● **Aim**
Gather all lines from the material that contain "only".

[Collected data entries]
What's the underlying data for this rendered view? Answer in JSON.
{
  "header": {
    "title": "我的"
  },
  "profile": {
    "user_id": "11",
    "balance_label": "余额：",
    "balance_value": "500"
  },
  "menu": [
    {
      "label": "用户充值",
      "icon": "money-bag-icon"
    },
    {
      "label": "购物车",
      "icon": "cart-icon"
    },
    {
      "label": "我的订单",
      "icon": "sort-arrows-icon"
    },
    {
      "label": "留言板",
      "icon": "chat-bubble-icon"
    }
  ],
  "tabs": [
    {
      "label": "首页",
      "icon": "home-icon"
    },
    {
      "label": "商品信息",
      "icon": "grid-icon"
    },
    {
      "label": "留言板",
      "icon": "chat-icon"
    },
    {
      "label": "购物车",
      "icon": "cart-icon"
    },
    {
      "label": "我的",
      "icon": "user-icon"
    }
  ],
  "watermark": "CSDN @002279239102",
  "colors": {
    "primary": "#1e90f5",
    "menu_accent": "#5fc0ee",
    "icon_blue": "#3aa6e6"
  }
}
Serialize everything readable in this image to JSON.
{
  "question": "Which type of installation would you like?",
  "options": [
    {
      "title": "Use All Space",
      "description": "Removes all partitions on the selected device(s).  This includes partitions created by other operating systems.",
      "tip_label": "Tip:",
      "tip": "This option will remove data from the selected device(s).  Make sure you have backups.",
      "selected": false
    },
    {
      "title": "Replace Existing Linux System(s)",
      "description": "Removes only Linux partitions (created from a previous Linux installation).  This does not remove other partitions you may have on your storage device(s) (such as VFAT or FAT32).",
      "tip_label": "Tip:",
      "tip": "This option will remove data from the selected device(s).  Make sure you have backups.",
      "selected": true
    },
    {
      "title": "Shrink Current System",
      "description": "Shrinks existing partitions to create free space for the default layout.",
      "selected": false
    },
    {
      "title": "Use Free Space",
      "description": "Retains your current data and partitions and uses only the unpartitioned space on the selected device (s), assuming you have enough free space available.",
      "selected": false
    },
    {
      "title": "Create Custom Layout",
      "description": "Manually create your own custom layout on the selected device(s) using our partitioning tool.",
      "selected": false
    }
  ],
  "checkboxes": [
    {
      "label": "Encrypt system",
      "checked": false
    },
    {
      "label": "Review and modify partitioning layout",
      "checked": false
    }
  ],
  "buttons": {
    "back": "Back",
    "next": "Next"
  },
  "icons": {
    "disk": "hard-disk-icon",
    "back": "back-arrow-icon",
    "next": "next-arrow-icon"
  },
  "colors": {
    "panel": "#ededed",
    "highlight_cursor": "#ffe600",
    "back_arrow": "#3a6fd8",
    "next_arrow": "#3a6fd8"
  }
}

● **Completed exercise**
      "description": "Removes only Linux partitions (created from a previous Linux installation).  This does not remove other partitions you may have on your storage device(s) (such as VFAT or FAT32).",
      "description": "Retains your current data and partitions and uses only the unpartitioned space on the selected device (s), assuming you have enough free space available.",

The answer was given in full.